→ **Information shown**:

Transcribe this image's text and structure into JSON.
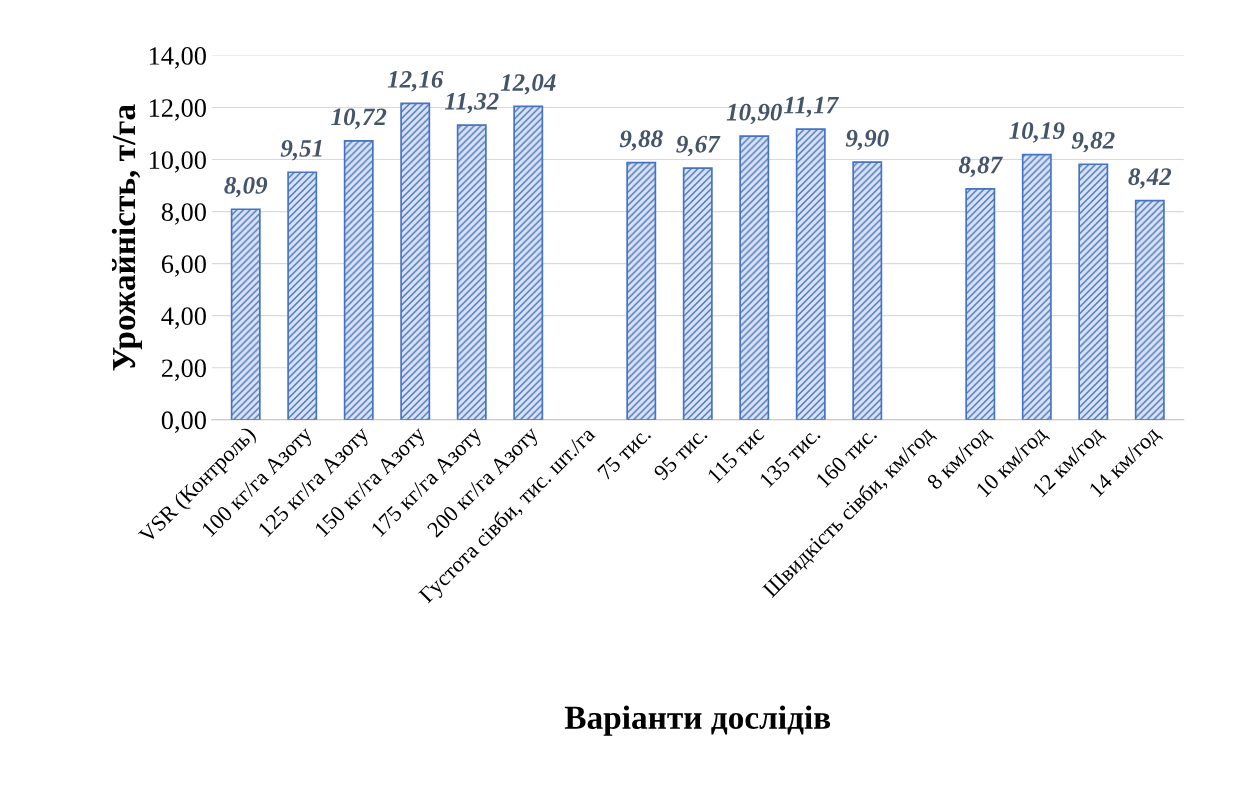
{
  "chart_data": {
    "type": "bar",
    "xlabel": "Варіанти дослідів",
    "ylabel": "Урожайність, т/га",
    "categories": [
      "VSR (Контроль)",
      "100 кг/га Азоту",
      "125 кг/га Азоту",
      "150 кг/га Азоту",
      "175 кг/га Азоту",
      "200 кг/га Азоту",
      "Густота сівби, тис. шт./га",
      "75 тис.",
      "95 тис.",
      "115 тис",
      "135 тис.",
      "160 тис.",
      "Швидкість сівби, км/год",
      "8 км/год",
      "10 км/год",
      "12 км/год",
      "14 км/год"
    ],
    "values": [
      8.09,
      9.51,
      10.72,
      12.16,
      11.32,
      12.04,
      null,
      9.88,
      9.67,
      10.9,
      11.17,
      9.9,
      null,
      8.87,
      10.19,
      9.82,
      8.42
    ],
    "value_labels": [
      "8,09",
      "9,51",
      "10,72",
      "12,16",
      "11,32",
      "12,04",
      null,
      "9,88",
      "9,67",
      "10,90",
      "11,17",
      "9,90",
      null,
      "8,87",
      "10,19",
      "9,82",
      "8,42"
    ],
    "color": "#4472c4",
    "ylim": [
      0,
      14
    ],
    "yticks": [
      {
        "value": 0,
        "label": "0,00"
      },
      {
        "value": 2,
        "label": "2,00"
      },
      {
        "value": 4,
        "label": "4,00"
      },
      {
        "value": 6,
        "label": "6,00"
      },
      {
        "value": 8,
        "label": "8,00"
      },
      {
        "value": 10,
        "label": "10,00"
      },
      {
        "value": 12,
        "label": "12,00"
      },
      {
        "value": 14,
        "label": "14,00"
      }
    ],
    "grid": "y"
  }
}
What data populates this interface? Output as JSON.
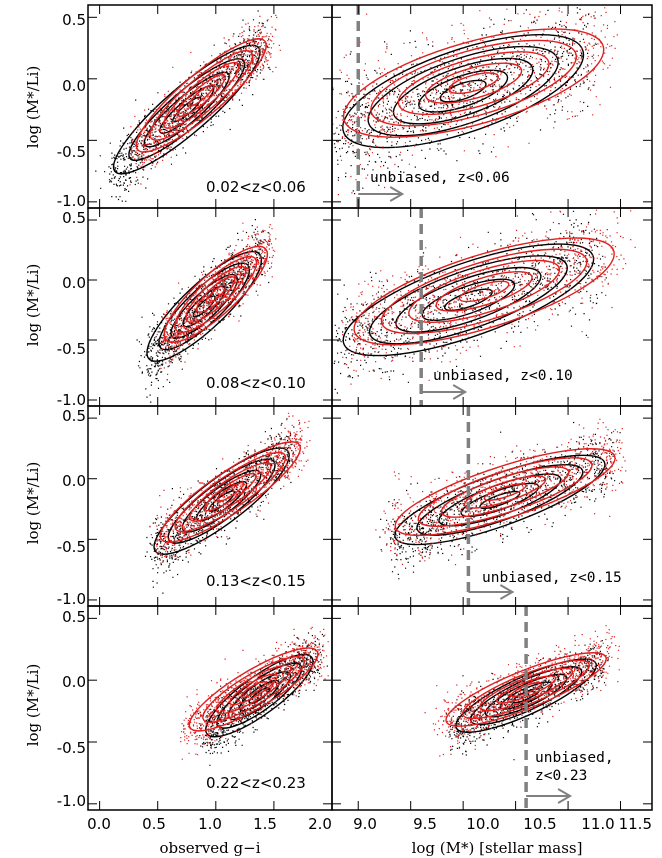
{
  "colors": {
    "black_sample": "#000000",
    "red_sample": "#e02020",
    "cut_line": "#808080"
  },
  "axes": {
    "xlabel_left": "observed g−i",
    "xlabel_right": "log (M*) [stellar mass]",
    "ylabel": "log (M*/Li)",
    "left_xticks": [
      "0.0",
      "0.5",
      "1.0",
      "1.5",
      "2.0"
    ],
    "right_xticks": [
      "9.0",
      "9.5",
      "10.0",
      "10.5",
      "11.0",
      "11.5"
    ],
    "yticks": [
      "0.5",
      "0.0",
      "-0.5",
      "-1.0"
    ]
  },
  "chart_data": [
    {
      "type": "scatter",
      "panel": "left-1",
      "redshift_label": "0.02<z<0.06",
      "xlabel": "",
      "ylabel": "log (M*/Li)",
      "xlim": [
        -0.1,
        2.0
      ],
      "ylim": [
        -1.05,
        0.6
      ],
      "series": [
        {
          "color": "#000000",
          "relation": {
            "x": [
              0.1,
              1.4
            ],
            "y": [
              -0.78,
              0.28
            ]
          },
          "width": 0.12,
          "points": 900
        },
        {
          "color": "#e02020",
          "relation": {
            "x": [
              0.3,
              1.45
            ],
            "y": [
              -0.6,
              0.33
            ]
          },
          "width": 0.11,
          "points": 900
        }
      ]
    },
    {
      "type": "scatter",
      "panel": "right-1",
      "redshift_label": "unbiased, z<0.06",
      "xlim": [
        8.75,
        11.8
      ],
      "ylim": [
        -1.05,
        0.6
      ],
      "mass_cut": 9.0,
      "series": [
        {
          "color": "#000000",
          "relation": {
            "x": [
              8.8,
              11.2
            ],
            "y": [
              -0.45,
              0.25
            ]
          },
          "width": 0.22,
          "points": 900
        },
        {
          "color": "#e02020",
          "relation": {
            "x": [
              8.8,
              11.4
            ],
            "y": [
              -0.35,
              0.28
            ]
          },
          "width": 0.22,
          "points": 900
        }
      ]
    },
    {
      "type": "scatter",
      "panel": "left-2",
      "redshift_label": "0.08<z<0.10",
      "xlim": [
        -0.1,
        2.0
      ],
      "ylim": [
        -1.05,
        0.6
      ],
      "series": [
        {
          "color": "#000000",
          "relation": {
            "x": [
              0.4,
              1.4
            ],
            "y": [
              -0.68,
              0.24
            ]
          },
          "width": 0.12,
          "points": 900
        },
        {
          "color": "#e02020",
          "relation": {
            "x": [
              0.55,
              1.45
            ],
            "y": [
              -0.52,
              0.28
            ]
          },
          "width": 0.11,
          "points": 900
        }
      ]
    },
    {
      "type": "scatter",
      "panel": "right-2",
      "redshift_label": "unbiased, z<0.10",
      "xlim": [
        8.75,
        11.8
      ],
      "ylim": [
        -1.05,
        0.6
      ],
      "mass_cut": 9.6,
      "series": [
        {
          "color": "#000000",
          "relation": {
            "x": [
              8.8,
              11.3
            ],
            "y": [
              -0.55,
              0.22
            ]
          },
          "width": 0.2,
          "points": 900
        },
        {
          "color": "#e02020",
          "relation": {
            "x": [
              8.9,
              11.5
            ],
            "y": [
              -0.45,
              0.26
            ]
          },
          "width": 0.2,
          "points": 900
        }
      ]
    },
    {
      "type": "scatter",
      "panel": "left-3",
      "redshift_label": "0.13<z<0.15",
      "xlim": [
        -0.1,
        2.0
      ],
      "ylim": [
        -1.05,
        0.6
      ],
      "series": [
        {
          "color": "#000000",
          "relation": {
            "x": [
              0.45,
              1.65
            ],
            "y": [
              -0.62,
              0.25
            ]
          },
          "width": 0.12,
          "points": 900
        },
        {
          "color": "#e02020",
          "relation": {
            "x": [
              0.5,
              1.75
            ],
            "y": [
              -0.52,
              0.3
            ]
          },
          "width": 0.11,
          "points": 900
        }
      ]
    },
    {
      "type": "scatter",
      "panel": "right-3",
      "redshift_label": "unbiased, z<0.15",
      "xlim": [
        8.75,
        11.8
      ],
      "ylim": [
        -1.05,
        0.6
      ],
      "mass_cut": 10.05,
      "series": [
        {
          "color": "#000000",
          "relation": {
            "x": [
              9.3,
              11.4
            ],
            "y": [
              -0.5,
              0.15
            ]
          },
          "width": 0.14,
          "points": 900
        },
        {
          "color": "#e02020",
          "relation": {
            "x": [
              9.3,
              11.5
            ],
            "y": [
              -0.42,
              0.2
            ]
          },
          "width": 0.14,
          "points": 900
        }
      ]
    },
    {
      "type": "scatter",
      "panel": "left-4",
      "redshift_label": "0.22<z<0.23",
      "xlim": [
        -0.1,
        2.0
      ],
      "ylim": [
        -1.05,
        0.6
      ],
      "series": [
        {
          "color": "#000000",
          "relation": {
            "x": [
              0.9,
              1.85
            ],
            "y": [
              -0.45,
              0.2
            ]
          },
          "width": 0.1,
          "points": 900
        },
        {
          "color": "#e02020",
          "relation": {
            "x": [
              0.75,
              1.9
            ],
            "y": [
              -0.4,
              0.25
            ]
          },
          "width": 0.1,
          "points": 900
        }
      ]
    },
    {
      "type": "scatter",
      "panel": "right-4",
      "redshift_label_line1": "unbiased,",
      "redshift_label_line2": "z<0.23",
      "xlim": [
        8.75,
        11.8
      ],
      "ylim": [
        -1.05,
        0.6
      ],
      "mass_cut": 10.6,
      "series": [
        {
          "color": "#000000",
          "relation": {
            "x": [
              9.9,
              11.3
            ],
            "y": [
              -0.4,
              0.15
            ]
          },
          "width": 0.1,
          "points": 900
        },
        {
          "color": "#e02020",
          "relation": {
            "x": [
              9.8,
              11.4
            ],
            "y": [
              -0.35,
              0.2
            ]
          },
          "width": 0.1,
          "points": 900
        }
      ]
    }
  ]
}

→ **Instructions for the task**: Return the material word for word. Pictures are not part of the copy.

→ **Result of this exercise**:
Transcribe this image's text and structure into JSON.
{
  "chart_data": {
    "type": "bar",
    "xlabel": "Варіанти дослідів",
    "ylabel": "Урожайність, т/га",
    "categories": [
      "VSR (Контроль)",
      "100 кг/га Азоту",
      "125 кг/га Азоту",
      "150 кг/га Азоту",
      "175 кг/га Азоту",
      "200 кг/га Азоту",
      "Густота сівби, тис. шт./га",
      "75 тис.",
      "95 тис.",
      "115 тис",
      "135 тис.",
      "160 тис.",
      "Швидкість сівби, км/год",
      "8 км/год",
      "10 км/год",
      "12 км/год",
      "14 км/год"
    ],
    "values": [
      8.09,
      9.51,
      10.72,
      12.16,
      11.32,
      12.04,
      null,
      9.88,
      9.67,
      10.9,
      11.17,
      9.9,
      null,
      8.87,
      10.19,
      9.82,
      8.42
    ],
    "value_labels": [
      "8,09",
      "9,51",
      "10,72",
      "12,16",
      "11,32",
      "12,04",
      null,
      "9,88",
      "9,67",
      "10,90",
      "11,17",
      "9,90",
      null,
      "8,87",
      "10,19",
      "9,82",
      "8,42"
    ],
    "color": "#4472c4",
    "ylim": [
      0,
      14
    ],
    "yticks": [
      {
        "value": 0,
        "label": "0,00"
      },
      {
        "value": 2,
        "label": "2,00"
      },
      {
        "value": 4,
        "label": "4,00"
      },
      {
        "value": 6,
        "label": "6,00"
      },
      {
        "value": 8,
        "label": "8,00"
      },
      {
        "value": 10,
        "label": "10,00"
      },
      {
        "value": 12,
        "label": "12,00"
      },
      {
        "value": 14,
        "label": "14,00"
      }
    ],
    "grid": "y"
  }
}
What data populates this interface? Output as JSON.
{
  "colors": {
    "black_sample": "#000000",
    "red_sample": "#e02020",
    "cut_line": "#808080"
  },
  "axes": {
    "xlabel_left": "observed g−i",
    "xlabel_right": "log (M*) [stellar mass]",
    "ylabel": "log (M*/Li)",
    "left_xticks": [
      "0.0",
      "0.5",
      "1.0",
      "1.5",
      "2.0"
    ],
    "right_xticks": [
      "9.0",
      "9.5",
      "10.0",
      "10.5",
      "11.0",
      "11.5"
    ],
    "yticks": [
      "0.5",
      "0.0",
      "-0.5",
      "-1.0"
    ]
  },
  "chart_data": [
    {
      "type": "scatter",
      "panel": "left-1",
      "redshift_label": "0.02<z<0.06",
      "xlabel": "",
      "ylabel": "log (M*/Li)",
      "xlim": [
        -0.1,
        2.0
      ],
      "ylim": [
        -1.05,
        0.6
      ],
      "series": [
        {
          "color": "#000000",
          "relation": {
            "x": [
              0.1,
              1.4
            ],
            "y": [
              -0.78,
              0.28
            ]
          },
          "width": 0.12,
          "points": 900
        },
        {
          "color": "#e02020",
          "relation": {
            "x": [
              0.3,
              1.45
            ],
            "y": [
              -0.6,
              0.33
            ]
          },
          "width": 0.11,
          "points": 900
        }
      ]
    },
    {
      "type": "scatter",
      "panel": "right-1",
      "redshift_label": "unbiased, z<0.06",
      "xlim": [
        8.75,
        11.8
      ],
      "ylim": [
        -1.05,
        0.6
      ],
      "mass_cut": 9.0,
      "series": [
        {
          "color": "#000000",
          "relation": {
            "x": [
              8.8,
              11.2
            ],
            "y": [
              -0.45,
              0.25
            ]
          },
          "width": 0.22,
          "points": 900
        },
        {
          "color": "#e02020",
          "relation": {
            "x": [
              8.8,
              11.4
            ],
            "y": [
              -0.35,
              0.28
            ]
          },
          "width": 0.22,
          "points": 900
        }
      ]
    },
    {
      "type": "scatter",
      "panel": "left-2",
      "redshift_label": "0.08<z<0.10",
      "xlim": [
        -0.1,
        2.0
      ],
      "ylim": [
        -1.05,
        0.6
      ],
      "series": [
        {
          "color": "#000000",
          "relation": {
            "x": [
              0.4,
              1.4
            ],
            "y": [
              -0.68,
              0.24
            ]
          },
          "width": 0.12,
          "points": 900
        },
        {
          "color": "#e02020",
          "relation": {
            "x": [
              0.55,
              1.45
            ],
            "y": [
              -0.52,
              0.28
            ]
          },
          "width": 0.11,
          "points": 900
        }
      ]
    },
    {
      "type": "scatter",
      "panel": "right-2",
      "redshift_label": "unbiased, z<0.10",
      "xlim": [
        8.75,
        11.8
      ],
      "ylim": [
        -1.05,
        0.6
      ],
      "mass_cut": 9.6,
      "series": [
        {
          "color": "#000000",
          "relation": {
            "x": [
              8.8,
              11.3
            ],
            "y": [
              -0.55,
              0.22
            ]
          },
          "width": 0.2,
          "points": 900
        },
        {
          "color": "#e02020",
          "relation": {
            "x": [
              8.9,
              11.5
            ],
            "y": [
              -0.45,
              0.26
            ]
          },
          "width": 0.2,
          "points": 900
        }
      ]
    },
    {
      "type": "scatter",
      "panel": "left-3",
      "redshift_label": "0.13<z<0.15",
      "xlim": [
        -0.1,
        2.0
      ],
      "ylim": [
        -1.05,
        0.6
      ],
      "series": [
        {
          "color": "#000000",
          "relation": {
            "x": [
              0.45,
              1.65
            ],
            "y": [
              -0.62,
              0.25
            ]
          },
          "width": 0.12,
          "points": 900
        },
        {
          "color": "#e02020",
          "relation": {
            "x": [
              0.5,
              1.75
            ],
            "y": [
              -0.52,
              0.3
            ]
          },
          "width": 0.11,
          "points": 900
        }
      ]
    },
    {
      "type": "scatter",
      "panel": "right-3",
      "redshift_label": "unbiased, z<0.15",
      "xlim": [
        8.75,
        11.8
      ],
      "ylim": [
        -1.05,
        0.6
      ],
      "mass_cut": 10.05,
      "series": [
        {
          "color": "#000000",
          "relation": {
            "x": [
              9.3,
              11.4
            ],
            "y": [
              -0.5,
              0.15
            ]
          },
          "width": 0.14,
          "points": 900
        },
        {
          "color": "#e02020",
          "relation": {
            "x": [
              9.3,
              11.5
            ],
            "y": [
              -0.42,
              0.2
            ]
          },
          "width": 0.14,
          "points": 900
        }
      ]
    },
    {
      "type": "scatter",
      "panel": "left-4",
      "redshift_label": "0.22<z<0.23",
      "xlim": [
        -0.1,
        2.0
      ],
      "ylim": [
        -1.05,
        0.6
      ],
      "series": [
        {
          "color": "#000000",
          "relation": {
            "x": [
              0.9,
              1.85
            ],
            "y": [
              -0.45,
              0.2
            ]
          },
          "width": 0.1,
          "points": 900
        },
        {
          "color": "#e02020",
          "relation": {
            "x": [
              0.75,
              1.9
            ],
            "y": [
              -0.4,
              0.25
            ]
          },
          "width": 0.1,
          "points": 900
        }
      ]
    },
    {
      "type": "scatter",
      "panel": "right-4",
      "redshift_label_line1": "unbiased,",
      "redshift_label_line2": "z<0.23",
      "xlim": [
        8.75,
        11.8
      ],
      "ylim": [
        -1.05,
        0.6
      ],
      "mass_cut": 10.6,
      "series": [
        {
          "color": "#000000",
          "relation": {
            "x": [
              9.9,
              11.3
            ],
            "y": [
              -0.4,
              0.15
            ]
          },
          "width": 0.1,
          "points": 900
        },
        {
          "color": "#e02020",
          "relation": {
            "x": [
              9.8,
              11.4
            ],
            "y": [
              -0.35,
              0.2
            ]
          },
          "width": 0.1,
          "points": 900
        }
      ]
    }
  ]
}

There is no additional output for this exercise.